--- start GIVEN DATA ---

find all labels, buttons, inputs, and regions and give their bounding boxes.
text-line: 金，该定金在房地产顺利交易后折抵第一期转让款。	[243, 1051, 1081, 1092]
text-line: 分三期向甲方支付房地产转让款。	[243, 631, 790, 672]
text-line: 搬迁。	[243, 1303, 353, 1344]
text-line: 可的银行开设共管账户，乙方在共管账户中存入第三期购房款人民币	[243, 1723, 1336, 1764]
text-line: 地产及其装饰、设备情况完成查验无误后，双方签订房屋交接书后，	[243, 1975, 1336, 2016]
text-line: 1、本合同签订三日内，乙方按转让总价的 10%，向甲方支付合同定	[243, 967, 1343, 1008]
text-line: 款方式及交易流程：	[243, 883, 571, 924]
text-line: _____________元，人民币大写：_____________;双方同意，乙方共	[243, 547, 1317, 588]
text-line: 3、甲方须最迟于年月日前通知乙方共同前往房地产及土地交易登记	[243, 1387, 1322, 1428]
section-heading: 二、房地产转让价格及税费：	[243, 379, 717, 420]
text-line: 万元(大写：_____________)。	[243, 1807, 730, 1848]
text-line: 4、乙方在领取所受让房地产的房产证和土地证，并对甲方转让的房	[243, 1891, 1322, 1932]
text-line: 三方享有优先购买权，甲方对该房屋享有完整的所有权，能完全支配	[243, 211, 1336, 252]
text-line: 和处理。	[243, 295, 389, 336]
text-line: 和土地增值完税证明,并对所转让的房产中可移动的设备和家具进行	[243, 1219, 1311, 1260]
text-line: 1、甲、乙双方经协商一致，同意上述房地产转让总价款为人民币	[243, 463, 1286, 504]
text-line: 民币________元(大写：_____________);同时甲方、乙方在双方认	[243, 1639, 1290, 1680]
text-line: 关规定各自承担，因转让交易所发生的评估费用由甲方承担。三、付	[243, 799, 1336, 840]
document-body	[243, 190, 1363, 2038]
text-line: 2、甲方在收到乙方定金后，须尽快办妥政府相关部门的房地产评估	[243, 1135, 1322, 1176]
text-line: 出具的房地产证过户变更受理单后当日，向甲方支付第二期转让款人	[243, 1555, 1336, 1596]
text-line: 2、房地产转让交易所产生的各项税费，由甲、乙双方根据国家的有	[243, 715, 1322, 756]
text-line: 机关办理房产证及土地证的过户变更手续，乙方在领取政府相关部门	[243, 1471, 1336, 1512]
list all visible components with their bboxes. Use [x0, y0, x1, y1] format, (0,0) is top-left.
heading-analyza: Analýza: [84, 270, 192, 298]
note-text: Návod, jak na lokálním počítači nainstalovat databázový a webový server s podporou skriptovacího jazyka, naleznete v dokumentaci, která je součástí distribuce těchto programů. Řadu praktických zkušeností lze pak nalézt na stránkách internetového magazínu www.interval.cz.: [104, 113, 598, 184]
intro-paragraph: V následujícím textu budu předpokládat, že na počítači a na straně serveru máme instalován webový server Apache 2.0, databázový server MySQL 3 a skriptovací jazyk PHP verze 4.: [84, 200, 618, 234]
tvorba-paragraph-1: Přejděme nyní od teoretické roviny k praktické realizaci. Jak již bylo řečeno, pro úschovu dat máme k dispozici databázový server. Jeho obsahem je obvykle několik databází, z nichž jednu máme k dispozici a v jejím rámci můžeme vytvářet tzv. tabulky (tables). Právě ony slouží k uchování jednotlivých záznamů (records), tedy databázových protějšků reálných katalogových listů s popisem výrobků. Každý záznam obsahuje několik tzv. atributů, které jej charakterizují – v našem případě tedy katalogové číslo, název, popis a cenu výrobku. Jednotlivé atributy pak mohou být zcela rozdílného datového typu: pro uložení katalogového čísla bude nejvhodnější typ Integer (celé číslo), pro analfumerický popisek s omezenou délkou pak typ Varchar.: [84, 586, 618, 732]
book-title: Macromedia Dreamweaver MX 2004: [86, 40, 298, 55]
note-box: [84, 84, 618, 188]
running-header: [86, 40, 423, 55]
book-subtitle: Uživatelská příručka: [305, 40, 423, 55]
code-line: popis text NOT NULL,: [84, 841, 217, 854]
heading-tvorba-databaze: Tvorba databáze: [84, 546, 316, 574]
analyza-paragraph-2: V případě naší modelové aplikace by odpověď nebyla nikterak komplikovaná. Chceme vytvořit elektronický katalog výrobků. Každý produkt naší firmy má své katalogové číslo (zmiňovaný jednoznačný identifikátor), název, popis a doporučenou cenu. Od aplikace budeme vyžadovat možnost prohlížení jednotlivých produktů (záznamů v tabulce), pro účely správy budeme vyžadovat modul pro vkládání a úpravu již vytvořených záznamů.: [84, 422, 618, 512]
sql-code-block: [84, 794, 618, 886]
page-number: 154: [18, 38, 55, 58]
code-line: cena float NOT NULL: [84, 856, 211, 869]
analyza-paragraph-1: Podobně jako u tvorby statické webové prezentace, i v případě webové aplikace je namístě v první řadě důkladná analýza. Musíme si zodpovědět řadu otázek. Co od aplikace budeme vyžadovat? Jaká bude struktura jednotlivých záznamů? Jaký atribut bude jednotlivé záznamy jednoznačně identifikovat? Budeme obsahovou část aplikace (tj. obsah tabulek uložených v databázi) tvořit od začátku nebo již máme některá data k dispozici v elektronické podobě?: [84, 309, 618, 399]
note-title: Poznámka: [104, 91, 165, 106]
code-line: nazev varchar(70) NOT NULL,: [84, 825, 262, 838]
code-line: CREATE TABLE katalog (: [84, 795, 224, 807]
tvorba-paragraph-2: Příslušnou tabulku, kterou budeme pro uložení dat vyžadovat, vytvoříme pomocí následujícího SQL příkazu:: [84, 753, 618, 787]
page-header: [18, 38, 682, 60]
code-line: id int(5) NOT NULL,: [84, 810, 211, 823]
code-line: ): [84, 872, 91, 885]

--- end GIVEN DATA ---

**GIVEN INSTRUCTION**
Put every line of the data above into a numbered list, leaving out any blank lines.

**OUTPUT**
1. find all labels, buttons, inputs, and regions and give their bounding boxes.
2. text-line: 金，该定金在房地产顺利交易后折抵第一期转让款。	[243, 1051, 1081, 1092]
3. text-line: 分三期向甲方支付房地产转让款。	[243, 631, 790, 672]
4. text-line: 搬迁。	[243, 1303, 353, 1344]
5. text-line: 可的银行开设共管账户，乙方在共管账户中存入第三期购房款人民币	[243, 1723, 1336, 1764]
6. text-line: 地产及其装饰、设备情况完成查验无误后，双方签订房屋交接书后，	[243, 1975, 1336, 2016]
7. text-line: 1、本合同签订三日内，乙方按转让总价的 10%，向甲方支付合同定	[243, 967, 1343, 1008]
8. text-line: 款方式及交易流程：	[243, 883, 571, 924]
9. text-line: _____________元，人民币大写：_____________;双方同意，乙方共	[243, 547, 1317, 588]
10. text-line: 3、甲方须最迟于年月日前通知乙方共同前往房地产及土地交易登记	[243, 1387, 1322, 1428]
11. section-heading: 二、房地产转让价格及税费：	[243, 379, 717, 420]
12. text-line: 万元(大写：_____________)。	[243, 1807, 730, 1848]
13. text-line: 4、乙方在领取所受让房地产的房产证和土地证，并对甲方转让的房	[243, 1891, 1322, 1932]
14. text-line: 三方享有优先购买权，甲方对该房屋享有完整的所有权，能完全支配	[243, 211, 1336, 252]
15. text-line: 和处理。	[243, 295, 389, 336]
16. text-line: 和土地增值完税证明,并对所转让的房产中可移动的设备和家具进行	[243, 1219, 1311, 1260]
17. text-line: 1、甲、乙双方经协商一致，同意上述房地产转让总价款为人民币	[243, 463, 1286, 504]
18. text-line: 民币________元(大写：_____________);同时甲方、乙方在双方认	[243, 1639, 1290, 1680]
19. text-line: 关规定各自承担，因转让交易所发生的评估费用由甲方承担。三、付	[243, 799, 1336, 840]
20. document-body	[243, 190, 1363, 2038]
21. text-line: 2、甲方在收到乙方定金后，须尽快办妥政府相关部门的房地产评估	[243, 1135, 1322, 1176]
22. text-line: 出具的房地产证过户变更受理单后当日，向甲方支付第二期转让款人	[243, 1555, 1336, 1596]
23. text-line: 2、房地产转让交易所产生的各项税费，由甲、乙双方根据国家的有	[243, 715, 1322, 756]
24. text-line: 机关办理房产证及土地证的过户变更手续，乙方在领取政府相关部门	[243, 1471, 1336, 1512]
25. list all visible components with their bboxes. Use [x0, y0, x1, y1] format, (0,0) is top-left.
26. heading-analyza: Analýza: [84, 270, 192, 298]
27. note-text: Návod, jak na lokálním počítači nainstalovat databázový a webový server s podporou skriptovacího jazyka, naleznete v dokumentaci, která je součástí distribuce těchto programů. Řadu praktických zkušeností lze pak nalézt na stránkách internetového magazínu www.interval.cz.: [104, 113, 598, 184]
28. intro-paragraph: V následujícím textu budu předpokládat, že na počítači a na straně serveru máme instalován webový server Apache 2.0, databázový server MySQL 3 a skriptovací jazyk PHP verze 4.: [84, 200, 618, 234]
29. tvorba-paragraph-1: Přejděme nyní od teoretické roviny k praktické realizaci. Jak již bylo řečeno, pro úschovu dat máme k dispozici databázový server. Jeho obsahem je obvykle několik databází, z nichž jednu máme k dispozici a v jejím rámci můžeme vytvářet tzv. tabulky (tables). Právě ony slouží k uchování jednotlivých záznamů (records), tedy databázových protějšků reálných katalogových listů s popisem výrobků. Každý záznam obsahuje několik tzv. atributů, které jej charakterizují – v našem případě tedy katalogové číslo, název, popis a cenu výrobku. Jednotlivé atributy pak mohou být zcela rozdílného datového typu: pro uložení katalogového čísla bude nejvhodnější typ Integer (celé číslo), pro analfumerický popisek s omezenou délkou pak typ Varchar.: [84, 586, 618, 732]
30. book-title: Macromedia Dreamweaver MX 2004: [86, 40, 298, 55]
31. note-box: [84, 84, 618, 188]
32. running-header: [86, 40, 423, 55]
33. book-subtitle: Uživatelská příručka: [305, 40, 423, 55]
34. code-line: popis text NOT NULL,: [84, 841, 217, 854]
35. heading-tvorba-databaze: Tvorba databáze: [84, 546, 316, 574]
36. analyza-paragraph-2: V případě naší modelové aplikace by odpověď nebyla nikterak komplikovaná. Chceme vytvořit elektronický katalog výrobků. Každý produkt naší firmy má své katalogové číslo (zmiňovaný jednoznačný identifikátor), název, popis a doporučenou cenu. Od aplikace budeme vyžadovat možnost prohlížení jednotlivých produktů (záznamů v tabulce), pro účely správy budeme vyžadovat modul pro vkládání a úpravu již vytvořených záznamů.: [84, 422, 618, 512]
37. sql-code-block: [84, 794, 618, 886]
38. page-number: 154: [18, 38, 55, 58]
39. code-line: cena float NOT NULL: [84, 856, 211, 869]
40. analyza-paragraph-1: Podobně jako u tvorby statické webové prezentace, i v případě webové aplikace je namístě v první řadě důkladná analýza. Musíme si zodpovědět řadu otázek. Co od aplikace budeme vyžadovat? Jaká bude struktura jednotlivých záznamů? Jaký atribut bude jednotlivé záznamy jednoznačně identifikovat? Budeme obsahovou část aplikace (tj. obsah tabulek uložených v databázi) tvořit od začátku nebo již máme některá data k dispozici v elektronické podobě?: [84, 309, 618, 399]
41. note-title: Poznámka: [104, 91, 165, 106]
42. code-line: nazev varchar(70) NOT NULL,: [84, 825, 262, 838]
43. code-line: CREATE TABLE katalog (: [84, 795, 224, 807]
44. tvorba-paragraph-2: Příslušnou tabulku, kterou budeme pro uložení dat vyžadovat, vytvoříme pomocí následujícího SQL příkazu:: [84, 753, 618, 787]
45. page-header: [18, 38, 682, 60]
46. code-line: id int(5) NOT NULL,: [84, 810, 211, 823]
47. code-line: ): [84, 872, 91, 885]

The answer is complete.